§ What to work on
Pictures in the records should not be copied, but every other part must be repeated exactly.

BEGIN Data in this exercise

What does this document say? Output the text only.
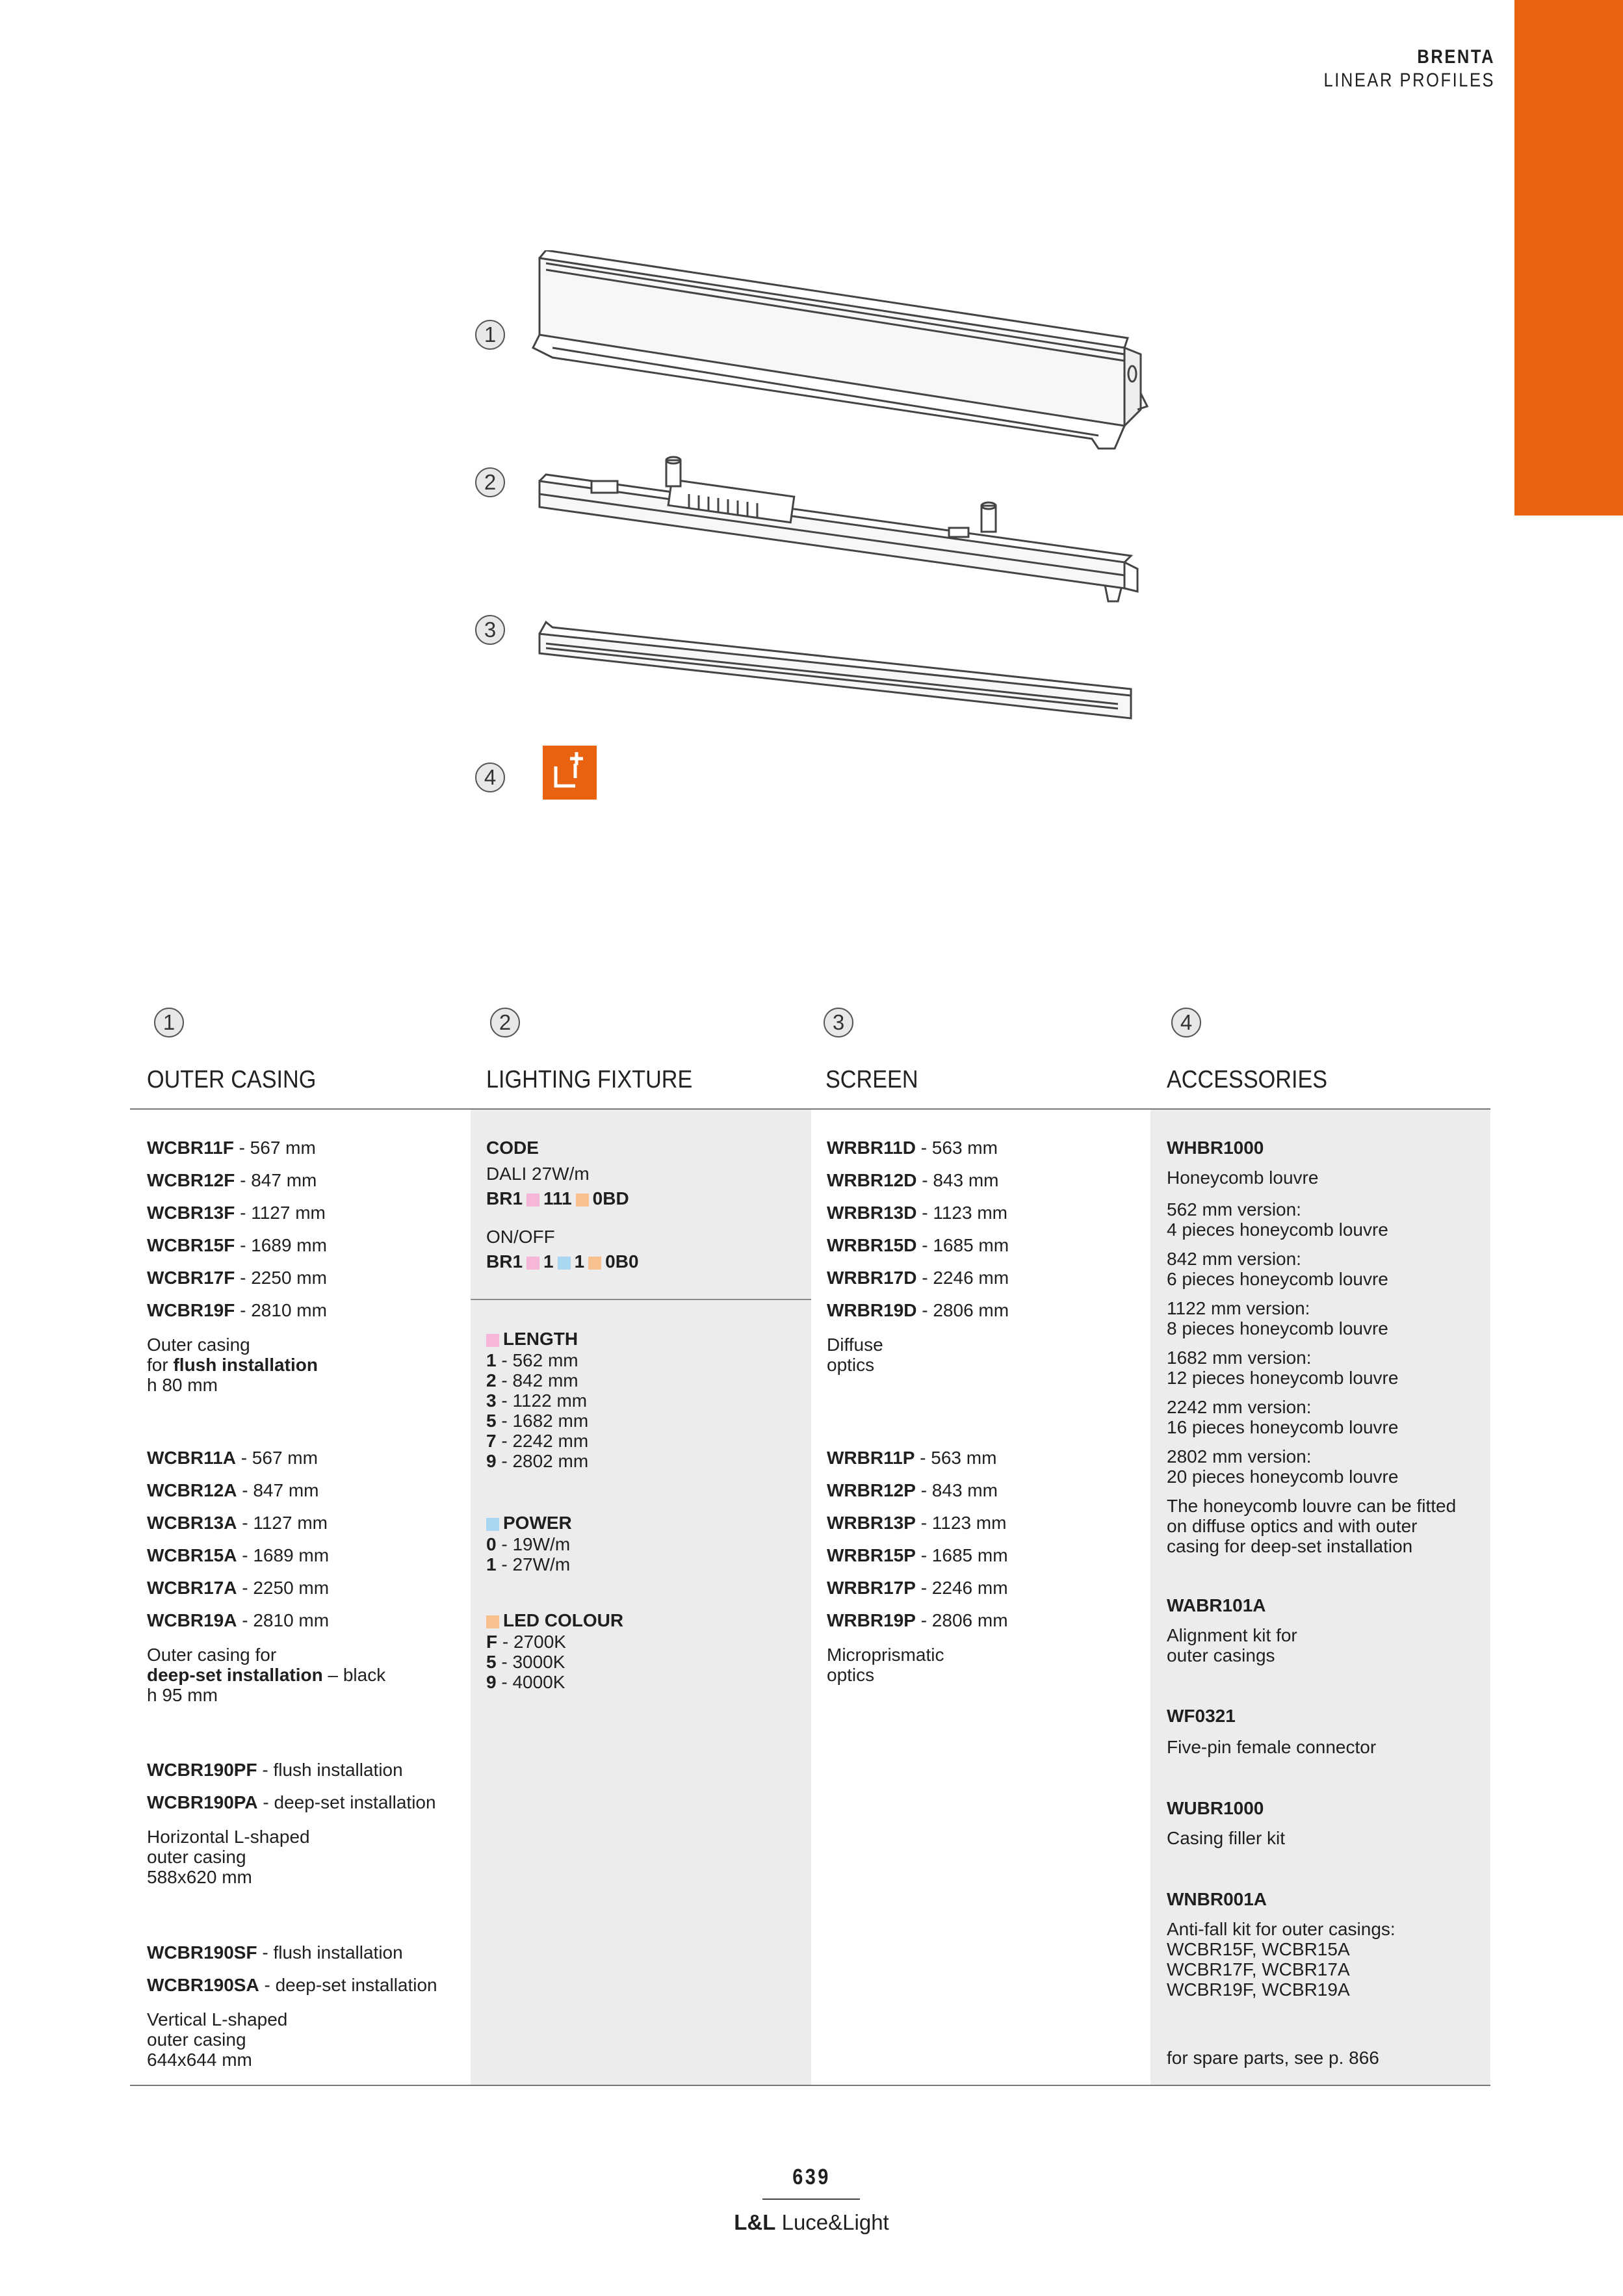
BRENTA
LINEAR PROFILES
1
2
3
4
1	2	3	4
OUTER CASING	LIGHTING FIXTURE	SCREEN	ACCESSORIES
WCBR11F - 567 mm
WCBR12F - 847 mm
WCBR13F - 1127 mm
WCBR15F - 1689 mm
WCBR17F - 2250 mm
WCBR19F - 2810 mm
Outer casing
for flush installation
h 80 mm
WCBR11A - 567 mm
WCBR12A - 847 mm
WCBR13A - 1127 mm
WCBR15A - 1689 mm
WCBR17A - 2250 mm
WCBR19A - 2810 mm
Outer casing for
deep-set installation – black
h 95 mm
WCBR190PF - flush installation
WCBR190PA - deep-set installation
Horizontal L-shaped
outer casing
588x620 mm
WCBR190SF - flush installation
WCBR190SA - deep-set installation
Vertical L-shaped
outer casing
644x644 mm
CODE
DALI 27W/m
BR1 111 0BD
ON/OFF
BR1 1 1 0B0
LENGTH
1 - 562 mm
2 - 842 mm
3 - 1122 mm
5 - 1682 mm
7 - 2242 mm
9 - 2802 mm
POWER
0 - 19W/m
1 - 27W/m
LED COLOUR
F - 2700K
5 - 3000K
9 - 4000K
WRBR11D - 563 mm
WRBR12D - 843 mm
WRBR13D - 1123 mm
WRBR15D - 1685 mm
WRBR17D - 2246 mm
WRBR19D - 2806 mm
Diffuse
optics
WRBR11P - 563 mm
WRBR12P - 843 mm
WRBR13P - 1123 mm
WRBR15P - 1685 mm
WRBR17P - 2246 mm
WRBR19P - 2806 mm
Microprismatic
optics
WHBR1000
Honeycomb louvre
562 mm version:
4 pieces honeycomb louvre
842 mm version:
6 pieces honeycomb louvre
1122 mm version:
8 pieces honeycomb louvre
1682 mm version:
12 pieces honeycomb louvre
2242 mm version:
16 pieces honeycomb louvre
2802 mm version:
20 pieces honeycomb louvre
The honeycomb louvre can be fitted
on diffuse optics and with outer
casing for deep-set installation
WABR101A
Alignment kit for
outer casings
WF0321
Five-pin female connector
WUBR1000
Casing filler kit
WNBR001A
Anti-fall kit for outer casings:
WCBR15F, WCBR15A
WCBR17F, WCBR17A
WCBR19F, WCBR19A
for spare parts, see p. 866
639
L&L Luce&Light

END Data in this exercise

§ The completed task
What does this document say? Output the text only.
BRENTA
LINEAR PROFILES
1
2
3
4
1	2	3	4
OUTER CASING	LIGHTING FIXTURE	SCREEN	ACCESSORIES
WCBR11F - 567 mm
WCBR12F - 847 mm
WCBR13F - 1127 mm
WCBR15F - 1689 mm
WCBR17F - 2250 mm
WCBR19F - 2810 mm
Outer casing
for flush installation
h 80 mm
WCBR11A - 567 mm
WCBR12A - 847 mm
WCBR13A - 1127 mm
WCBR15A - 1689 mm
WCBR17A - 2250 mm
WCBR19A - 2810 mm
Outer casing for
deep-set installation – black
h 95 mm
WCBR190PF - flush installation
WCBR190PA - deep-set installation
Horizontal L-shaped
outer casing
588x620 mm
WCBR190SF - flush installation
WCBR190SA - deep-set installation
Vertical L-shaped
outer casing
644x644 mm
CODE
DALI 27W/m
BR1 111 0BD
ON/OFF
BR1 1 1 0B0
LENGTH
1 - 562 mm
2 - 842 mm
3 - 1122 mm
5 - 1682 mm
7 - 2242 mm
9 - 2802 mm
POWER
0 - 19W/m
1 - 27W/m
LED COLOUR
F - 2700K
5 - 3000K
9 - 4000K
WRBR11D - 563 mm
WRBR12D - 843 mm
WRBR13D - 1123 mm
WRBR15D - 1685 mm
WRBR17D - 2246 mm
WRBR19D - 2806 mm
Diffuse
optics
WRBR11P - 563 mm
WRBR12P - 843 mm
WRBR13P - 1123 mm
WRBR15P - 1685 mm
WRBR17P - 2246 mm
WRBR19P - 2806 mm
Microprismatic
optics
WHBR1000
Honeycomb louvre
562 mm version:
4 pieces honeycomb louvre
842 mm version:
6 pieces honeycomb louvre
1122 mm version:
8 pieces honeycomb louvre
1682 mm version:
12 pieces honeycomb louvre
2242 mm version:
16 pieces honeycomb louvre
2802 mm version:
20 pieces honeycomb louvre
The honeycomb louvre can be fitted
on diffuse optics and with outer
casing for deep-set installation
WABR101A
Alignment kit for
outer casings
WF0321
Five-pin female connector
WUBR1000
Casing filler kit
WNBR001A
Anti-fall kit for outer casings:
WCBR15F, WCBR15A
WCBR17F, WCBR17A
WCBR19F, WCBR19A
for spare parts, see p. 866
639
L&L Luce&Light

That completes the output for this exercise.